Brain Stimulation is a More Effective Treatment for Parkinson's

Totally effective, side-effect free treatment of Parkinson's continues to elude physicians, but a study by Deuschl et al in the NEJM shows that we are definitely making progress.

Deuschl et al performed a randomized study that assigned patients into one of two groups. The control group recieved the standard treatment for Parkinson's -- which right now is pharmaceuticals like the drug L-dopa. The experimental group had stimulating electrodes implanted into the subthalamic nuclei (STN) of their brain in addition to treatment with L-dopa. The study shows that the individuals in the experimental group showed dramatically more improvements in function by quality of life indicators than the control group -- even though the experimental group did have more serious complications.

This is going to be a long post, so I thought I would break it up into three blocks. First, I want to talk about the background of how the part of the brain affected by Parkinson's disease -- the basal ganglia -- works. Second, I want to talk about treatments for Parkinson's as they exist now. Finally, I want to talk about how this study improved on those treatments.

The Basal Ganglia and You

i-05b9f20e65a3464654059e6249f4e016-basal-ganglia.jpgBefore, I talk about the results of the study, I want to give you some background. Parkinson's disease is a progressive motor disorder resulting from the selective death of a very tiny group of neurons in the brain called the substantia nigra. These neurons may be few in number, but they do something very important. They secrete a neurotransmitter called dopamine into a part of the brain called the basal ganglia.

==================================================

* **Apply what you read**
**1)** Answer these questions about the Parkinson's post:
(a) Which drug does it name as part of the current standard treatment?
(b) Where were the experimental group's stimulating electrodes implanted?
(c) Which neurotransmitter do the substantia nigra neurons secrete?
**2)** What are the three blocks the author of the Parkinson's post says the post will be broken into?
**3)** How would you say this sentence from the Parkinson's post in Spanish: "These neurons may be few in number, but they do something very important."
The rows after this point are separate material and have no connection to the Parkinson's post.

==================================================

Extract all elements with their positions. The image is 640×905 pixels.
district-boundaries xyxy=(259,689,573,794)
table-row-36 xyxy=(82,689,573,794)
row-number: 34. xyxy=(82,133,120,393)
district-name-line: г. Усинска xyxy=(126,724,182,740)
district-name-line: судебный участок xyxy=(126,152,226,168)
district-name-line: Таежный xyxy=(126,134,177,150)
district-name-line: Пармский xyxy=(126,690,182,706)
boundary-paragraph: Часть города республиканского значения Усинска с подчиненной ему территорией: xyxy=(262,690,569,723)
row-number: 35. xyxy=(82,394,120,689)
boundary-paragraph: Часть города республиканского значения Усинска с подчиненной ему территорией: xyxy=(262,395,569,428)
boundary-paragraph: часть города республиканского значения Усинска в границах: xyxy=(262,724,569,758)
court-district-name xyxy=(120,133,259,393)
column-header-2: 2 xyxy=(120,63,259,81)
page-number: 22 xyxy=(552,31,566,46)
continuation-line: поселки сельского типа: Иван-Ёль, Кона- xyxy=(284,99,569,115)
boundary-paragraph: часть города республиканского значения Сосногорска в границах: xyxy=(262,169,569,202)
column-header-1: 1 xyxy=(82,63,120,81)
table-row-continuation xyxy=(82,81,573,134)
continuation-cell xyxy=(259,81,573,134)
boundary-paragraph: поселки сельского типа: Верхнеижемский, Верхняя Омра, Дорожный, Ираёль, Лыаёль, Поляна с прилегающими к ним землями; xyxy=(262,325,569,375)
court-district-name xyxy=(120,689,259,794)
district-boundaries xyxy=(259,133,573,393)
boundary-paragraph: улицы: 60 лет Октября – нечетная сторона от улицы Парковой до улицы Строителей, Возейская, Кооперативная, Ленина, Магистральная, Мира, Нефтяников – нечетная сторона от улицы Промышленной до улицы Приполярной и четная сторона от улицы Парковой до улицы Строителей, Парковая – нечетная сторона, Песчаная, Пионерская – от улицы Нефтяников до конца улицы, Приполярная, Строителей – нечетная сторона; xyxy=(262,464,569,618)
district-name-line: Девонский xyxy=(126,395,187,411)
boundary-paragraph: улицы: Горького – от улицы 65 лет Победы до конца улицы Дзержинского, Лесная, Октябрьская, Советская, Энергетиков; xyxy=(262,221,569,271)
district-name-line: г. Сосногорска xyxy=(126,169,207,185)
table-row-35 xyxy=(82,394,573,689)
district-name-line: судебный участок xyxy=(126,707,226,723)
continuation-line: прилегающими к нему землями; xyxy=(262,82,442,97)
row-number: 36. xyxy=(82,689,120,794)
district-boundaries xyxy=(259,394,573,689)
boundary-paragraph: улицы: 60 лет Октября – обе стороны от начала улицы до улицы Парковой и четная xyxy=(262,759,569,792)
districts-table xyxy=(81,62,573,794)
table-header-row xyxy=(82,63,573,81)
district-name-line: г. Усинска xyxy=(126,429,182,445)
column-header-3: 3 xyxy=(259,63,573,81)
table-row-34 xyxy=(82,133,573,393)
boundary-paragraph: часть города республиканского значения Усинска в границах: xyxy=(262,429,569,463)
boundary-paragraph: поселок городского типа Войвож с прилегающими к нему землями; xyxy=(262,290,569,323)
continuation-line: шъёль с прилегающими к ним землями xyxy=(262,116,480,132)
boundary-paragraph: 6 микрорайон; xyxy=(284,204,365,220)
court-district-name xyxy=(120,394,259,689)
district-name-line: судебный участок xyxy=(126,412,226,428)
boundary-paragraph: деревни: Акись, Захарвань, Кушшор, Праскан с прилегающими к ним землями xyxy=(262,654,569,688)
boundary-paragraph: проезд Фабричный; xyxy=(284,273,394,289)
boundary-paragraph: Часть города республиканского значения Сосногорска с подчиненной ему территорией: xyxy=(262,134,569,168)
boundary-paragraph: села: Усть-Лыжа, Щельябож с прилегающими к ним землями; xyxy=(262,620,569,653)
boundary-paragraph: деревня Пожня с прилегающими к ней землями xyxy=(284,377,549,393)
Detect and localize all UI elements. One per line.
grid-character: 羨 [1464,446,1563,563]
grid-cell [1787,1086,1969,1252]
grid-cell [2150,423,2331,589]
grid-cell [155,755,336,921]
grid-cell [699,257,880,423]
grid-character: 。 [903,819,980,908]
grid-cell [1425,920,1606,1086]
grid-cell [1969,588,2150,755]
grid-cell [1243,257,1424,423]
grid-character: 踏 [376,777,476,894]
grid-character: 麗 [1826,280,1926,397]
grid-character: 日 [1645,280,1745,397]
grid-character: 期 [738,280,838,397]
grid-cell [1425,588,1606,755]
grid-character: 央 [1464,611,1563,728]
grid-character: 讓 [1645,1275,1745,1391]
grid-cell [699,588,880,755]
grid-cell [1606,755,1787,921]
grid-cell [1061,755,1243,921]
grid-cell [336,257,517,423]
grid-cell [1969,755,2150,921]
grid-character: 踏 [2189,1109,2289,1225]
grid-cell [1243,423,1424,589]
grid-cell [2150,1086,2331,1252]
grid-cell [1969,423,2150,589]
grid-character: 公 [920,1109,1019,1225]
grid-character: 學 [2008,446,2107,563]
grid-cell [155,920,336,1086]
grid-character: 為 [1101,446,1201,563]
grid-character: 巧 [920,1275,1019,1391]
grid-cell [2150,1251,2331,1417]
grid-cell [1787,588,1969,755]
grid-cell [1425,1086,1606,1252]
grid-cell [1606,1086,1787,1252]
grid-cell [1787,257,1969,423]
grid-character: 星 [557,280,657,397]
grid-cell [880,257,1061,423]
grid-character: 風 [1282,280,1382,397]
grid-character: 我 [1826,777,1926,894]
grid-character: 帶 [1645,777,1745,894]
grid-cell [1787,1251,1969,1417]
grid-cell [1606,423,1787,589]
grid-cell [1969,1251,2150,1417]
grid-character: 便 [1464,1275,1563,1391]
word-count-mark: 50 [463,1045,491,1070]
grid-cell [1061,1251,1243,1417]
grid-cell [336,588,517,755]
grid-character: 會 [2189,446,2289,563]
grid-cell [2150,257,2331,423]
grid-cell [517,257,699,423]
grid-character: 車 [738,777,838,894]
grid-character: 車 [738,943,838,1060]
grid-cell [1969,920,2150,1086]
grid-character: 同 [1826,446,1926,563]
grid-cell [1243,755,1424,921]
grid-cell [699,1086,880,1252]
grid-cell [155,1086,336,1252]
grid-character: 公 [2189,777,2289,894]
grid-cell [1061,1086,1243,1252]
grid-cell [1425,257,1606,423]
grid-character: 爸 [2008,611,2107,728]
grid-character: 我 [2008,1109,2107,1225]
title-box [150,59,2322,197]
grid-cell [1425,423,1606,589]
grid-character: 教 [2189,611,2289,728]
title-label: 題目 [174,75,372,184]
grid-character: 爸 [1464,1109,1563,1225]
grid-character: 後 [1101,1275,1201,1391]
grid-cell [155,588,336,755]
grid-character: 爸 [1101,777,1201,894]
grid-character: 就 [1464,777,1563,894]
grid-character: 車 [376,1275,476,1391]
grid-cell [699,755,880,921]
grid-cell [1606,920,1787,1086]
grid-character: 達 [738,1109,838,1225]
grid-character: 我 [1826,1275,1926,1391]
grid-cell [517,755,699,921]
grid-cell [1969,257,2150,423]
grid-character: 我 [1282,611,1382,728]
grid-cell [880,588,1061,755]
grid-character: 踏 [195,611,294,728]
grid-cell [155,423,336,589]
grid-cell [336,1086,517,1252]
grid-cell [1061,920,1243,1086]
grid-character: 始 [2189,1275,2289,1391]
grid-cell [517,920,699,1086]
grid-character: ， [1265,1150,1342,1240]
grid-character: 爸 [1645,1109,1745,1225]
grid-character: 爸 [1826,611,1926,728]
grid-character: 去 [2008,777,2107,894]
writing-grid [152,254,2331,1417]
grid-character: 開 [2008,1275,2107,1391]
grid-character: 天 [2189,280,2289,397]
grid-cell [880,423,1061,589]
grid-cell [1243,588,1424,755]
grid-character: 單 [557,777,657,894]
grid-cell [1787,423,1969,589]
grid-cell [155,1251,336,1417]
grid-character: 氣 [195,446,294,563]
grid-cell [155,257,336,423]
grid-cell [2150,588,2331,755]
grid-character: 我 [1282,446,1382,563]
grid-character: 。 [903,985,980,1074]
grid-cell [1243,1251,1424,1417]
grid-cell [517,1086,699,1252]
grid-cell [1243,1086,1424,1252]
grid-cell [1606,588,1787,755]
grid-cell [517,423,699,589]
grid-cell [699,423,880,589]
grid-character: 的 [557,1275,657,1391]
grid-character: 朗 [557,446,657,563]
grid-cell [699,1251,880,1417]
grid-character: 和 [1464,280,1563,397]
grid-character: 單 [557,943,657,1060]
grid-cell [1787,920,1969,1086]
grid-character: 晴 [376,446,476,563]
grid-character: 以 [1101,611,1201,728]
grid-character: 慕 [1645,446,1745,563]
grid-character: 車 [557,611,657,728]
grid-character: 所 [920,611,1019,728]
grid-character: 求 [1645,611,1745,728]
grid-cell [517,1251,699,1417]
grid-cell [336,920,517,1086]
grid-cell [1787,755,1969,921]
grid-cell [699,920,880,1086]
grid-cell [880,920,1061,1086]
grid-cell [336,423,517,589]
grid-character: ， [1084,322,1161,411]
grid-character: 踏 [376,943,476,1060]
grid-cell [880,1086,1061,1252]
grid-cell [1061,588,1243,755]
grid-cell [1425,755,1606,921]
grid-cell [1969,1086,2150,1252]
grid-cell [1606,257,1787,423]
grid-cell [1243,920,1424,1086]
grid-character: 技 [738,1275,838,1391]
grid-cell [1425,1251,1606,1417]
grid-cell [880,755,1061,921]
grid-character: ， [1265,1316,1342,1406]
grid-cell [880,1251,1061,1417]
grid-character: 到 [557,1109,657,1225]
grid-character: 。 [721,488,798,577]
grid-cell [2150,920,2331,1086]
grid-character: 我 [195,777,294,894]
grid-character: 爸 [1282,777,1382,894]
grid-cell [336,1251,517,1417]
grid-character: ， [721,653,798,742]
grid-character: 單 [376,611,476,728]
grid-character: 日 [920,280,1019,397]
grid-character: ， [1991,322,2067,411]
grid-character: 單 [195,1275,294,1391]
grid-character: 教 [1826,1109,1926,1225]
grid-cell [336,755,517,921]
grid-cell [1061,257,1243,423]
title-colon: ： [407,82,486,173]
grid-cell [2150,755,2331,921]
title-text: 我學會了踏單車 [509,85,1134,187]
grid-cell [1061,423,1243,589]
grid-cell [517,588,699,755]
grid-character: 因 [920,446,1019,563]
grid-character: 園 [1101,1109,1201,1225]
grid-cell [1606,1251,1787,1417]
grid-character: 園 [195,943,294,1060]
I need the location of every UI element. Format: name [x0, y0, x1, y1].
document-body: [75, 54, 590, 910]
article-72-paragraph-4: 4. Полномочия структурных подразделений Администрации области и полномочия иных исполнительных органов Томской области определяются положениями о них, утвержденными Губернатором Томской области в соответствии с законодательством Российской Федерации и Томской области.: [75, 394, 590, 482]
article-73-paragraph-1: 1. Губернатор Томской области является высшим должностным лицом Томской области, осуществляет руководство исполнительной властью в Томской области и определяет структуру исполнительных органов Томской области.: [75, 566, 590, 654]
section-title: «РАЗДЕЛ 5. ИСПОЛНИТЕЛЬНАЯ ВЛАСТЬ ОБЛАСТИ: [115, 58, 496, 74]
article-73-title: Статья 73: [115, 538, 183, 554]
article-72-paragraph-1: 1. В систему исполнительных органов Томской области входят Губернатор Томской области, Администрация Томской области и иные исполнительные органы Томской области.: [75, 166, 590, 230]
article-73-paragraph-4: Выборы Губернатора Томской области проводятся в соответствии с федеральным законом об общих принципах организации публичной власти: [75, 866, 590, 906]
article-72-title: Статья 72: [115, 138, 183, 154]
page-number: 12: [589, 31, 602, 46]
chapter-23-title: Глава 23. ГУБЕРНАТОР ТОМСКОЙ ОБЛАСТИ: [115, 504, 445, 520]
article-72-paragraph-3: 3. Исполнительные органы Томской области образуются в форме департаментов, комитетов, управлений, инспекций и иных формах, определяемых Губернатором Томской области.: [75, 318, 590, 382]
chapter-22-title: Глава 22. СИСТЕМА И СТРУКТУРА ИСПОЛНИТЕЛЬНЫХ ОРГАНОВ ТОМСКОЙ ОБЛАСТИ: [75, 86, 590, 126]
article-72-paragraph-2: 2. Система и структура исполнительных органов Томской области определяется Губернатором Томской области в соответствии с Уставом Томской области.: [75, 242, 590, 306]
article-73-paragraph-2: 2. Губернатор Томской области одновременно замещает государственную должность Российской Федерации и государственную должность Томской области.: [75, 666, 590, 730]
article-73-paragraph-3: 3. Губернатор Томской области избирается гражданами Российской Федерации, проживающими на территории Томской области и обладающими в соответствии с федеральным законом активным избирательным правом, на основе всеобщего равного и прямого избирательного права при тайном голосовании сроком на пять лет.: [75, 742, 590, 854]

==================================================

* **Outputs for the tasks**
**1)**
(a) L-dopa
(b) Into the subthalamic nuclei (STN) of the brain
(c) Dopamine

**2)**
1. The background of how the basal ganglia, the part of the brain affected by Parkinson's disease, works
2. Treatments for Parkinson's as they exist now
3. How this study improved on those treatments

**3)** Puede que estas neuronas sean pocas en número, pero hacen algo muy importante.